*Set task*
Lines containing "panel" are to be counted. Report the count alone.

*Source data*
● ● ● ● ●

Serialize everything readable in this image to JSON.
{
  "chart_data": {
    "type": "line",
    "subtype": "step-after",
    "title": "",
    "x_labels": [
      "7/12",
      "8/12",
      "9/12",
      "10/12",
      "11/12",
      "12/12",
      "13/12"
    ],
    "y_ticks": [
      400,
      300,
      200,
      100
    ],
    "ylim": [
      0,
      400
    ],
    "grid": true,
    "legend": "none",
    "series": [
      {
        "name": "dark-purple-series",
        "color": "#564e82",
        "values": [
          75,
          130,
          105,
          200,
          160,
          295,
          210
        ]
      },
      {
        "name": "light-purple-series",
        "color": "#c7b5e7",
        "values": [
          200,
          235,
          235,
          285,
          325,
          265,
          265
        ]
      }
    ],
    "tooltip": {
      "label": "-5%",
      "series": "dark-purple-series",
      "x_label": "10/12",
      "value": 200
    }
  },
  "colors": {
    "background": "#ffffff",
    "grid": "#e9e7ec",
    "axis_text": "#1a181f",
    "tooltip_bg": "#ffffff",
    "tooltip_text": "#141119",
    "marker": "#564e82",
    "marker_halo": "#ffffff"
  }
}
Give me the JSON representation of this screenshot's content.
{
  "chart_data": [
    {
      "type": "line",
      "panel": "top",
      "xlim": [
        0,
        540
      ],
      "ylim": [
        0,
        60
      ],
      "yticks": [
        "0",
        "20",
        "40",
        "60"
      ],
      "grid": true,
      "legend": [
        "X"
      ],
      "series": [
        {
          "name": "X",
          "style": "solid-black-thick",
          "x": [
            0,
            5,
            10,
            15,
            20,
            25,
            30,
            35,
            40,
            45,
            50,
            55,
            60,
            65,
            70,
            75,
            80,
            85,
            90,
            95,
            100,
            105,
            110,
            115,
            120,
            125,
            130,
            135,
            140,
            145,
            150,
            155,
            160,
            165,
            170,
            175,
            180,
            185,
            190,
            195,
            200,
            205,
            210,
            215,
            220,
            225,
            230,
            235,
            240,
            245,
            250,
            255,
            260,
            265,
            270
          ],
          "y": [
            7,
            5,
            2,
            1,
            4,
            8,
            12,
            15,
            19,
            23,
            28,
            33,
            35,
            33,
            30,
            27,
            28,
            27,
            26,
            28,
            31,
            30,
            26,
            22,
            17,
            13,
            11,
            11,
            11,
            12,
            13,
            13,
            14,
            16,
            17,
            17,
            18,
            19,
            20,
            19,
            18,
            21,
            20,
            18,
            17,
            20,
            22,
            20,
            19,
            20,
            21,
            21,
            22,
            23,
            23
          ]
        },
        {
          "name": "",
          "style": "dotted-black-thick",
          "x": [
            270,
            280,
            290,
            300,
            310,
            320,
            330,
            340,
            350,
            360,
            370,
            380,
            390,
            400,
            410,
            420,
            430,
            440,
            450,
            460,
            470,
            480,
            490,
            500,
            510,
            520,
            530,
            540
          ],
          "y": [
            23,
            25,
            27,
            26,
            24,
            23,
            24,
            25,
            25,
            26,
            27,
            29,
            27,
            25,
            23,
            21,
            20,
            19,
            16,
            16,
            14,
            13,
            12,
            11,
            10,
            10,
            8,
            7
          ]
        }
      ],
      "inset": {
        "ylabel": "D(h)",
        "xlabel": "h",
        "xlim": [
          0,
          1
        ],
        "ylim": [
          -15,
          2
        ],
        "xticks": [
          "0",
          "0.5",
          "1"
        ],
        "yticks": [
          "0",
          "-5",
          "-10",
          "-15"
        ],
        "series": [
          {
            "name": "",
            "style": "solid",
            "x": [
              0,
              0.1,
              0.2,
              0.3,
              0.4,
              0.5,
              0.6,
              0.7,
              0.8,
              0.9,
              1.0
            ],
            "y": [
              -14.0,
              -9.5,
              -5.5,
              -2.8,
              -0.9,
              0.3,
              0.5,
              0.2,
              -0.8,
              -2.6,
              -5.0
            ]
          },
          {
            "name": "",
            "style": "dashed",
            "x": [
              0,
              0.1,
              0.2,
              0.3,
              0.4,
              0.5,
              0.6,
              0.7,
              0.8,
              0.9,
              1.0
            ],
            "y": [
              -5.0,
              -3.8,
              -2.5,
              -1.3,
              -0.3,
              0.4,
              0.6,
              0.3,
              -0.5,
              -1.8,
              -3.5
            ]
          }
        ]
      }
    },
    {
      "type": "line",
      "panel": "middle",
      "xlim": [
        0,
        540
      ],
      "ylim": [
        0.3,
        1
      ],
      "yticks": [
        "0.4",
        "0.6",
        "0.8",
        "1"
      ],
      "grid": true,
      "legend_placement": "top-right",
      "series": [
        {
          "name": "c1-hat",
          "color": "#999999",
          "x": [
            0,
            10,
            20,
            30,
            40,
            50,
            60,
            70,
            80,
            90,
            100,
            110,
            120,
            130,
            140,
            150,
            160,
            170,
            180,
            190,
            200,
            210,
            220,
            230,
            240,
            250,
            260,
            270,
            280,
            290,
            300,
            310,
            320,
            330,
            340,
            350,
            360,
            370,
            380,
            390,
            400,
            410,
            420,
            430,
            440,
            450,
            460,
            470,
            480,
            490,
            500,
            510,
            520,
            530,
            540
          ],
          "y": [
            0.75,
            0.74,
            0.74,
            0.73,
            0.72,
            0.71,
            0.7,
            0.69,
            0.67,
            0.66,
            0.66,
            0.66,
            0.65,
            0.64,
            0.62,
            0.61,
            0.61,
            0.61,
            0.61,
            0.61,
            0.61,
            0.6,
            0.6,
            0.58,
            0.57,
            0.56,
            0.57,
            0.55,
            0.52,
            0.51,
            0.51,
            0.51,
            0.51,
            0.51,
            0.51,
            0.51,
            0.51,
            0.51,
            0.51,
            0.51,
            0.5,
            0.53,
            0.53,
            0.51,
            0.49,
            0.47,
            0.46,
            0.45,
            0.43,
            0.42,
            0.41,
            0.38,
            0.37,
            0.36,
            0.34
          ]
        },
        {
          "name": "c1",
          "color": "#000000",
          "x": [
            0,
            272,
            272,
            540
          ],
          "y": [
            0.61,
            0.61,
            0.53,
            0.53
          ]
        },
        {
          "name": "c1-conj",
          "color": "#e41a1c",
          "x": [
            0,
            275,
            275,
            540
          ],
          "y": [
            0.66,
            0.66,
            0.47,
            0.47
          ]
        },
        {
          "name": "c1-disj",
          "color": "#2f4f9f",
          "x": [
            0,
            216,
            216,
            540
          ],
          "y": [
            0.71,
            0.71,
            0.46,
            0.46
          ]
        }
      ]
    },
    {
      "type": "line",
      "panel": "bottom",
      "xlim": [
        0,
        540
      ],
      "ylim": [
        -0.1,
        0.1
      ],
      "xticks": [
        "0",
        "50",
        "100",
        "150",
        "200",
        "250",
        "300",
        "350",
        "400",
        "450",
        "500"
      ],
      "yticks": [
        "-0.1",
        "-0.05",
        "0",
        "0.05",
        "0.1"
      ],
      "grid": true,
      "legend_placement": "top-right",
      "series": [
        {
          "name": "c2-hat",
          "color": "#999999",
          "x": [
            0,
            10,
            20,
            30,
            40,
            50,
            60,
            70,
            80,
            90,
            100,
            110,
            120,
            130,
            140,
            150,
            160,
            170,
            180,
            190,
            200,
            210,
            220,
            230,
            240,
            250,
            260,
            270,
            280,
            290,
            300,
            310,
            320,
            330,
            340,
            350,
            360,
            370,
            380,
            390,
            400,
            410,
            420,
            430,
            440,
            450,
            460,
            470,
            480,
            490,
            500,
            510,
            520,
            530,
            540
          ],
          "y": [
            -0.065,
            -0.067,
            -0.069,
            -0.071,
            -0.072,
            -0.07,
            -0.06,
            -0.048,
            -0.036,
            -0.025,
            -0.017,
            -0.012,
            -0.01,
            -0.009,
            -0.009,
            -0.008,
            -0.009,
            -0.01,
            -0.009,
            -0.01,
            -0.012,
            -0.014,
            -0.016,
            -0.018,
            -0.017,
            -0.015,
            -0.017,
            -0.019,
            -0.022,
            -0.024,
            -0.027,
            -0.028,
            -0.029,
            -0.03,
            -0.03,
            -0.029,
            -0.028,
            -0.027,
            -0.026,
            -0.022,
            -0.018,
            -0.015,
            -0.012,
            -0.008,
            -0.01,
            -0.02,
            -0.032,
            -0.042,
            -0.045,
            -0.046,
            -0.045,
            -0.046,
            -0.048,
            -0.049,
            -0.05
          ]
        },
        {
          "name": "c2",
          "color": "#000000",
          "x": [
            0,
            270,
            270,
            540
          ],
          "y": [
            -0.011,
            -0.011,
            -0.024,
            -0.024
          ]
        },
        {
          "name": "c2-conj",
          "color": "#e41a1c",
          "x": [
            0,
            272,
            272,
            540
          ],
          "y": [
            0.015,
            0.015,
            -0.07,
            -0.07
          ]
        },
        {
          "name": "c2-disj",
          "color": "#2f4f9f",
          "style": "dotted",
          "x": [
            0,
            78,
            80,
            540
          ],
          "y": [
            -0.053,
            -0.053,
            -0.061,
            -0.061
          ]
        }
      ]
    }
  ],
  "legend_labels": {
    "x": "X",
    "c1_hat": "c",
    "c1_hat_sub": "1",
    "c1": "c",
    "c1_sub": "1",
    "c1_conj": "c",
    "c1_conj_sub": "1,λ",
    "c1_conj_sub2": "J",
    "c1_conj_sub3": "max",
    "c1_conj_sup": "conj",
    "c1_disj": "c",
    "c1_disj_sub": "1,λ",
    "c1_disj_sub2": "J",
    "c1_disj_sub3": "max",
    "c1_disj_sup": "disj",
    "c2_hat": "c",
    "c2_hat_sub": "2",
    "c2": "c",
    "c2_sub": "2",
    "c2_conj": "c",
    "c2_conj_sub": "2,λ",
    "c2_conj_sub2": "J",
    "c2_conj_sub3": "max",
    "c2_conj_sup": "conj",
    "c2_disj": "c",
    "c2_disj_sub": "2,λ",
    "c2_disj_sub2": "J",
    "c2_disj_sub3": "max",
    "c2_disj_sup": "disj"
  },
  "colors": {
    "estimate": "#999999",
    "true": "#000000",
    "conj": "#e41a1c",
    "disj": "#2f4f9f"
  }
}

● ● ● ● ●

*Exercise output*
3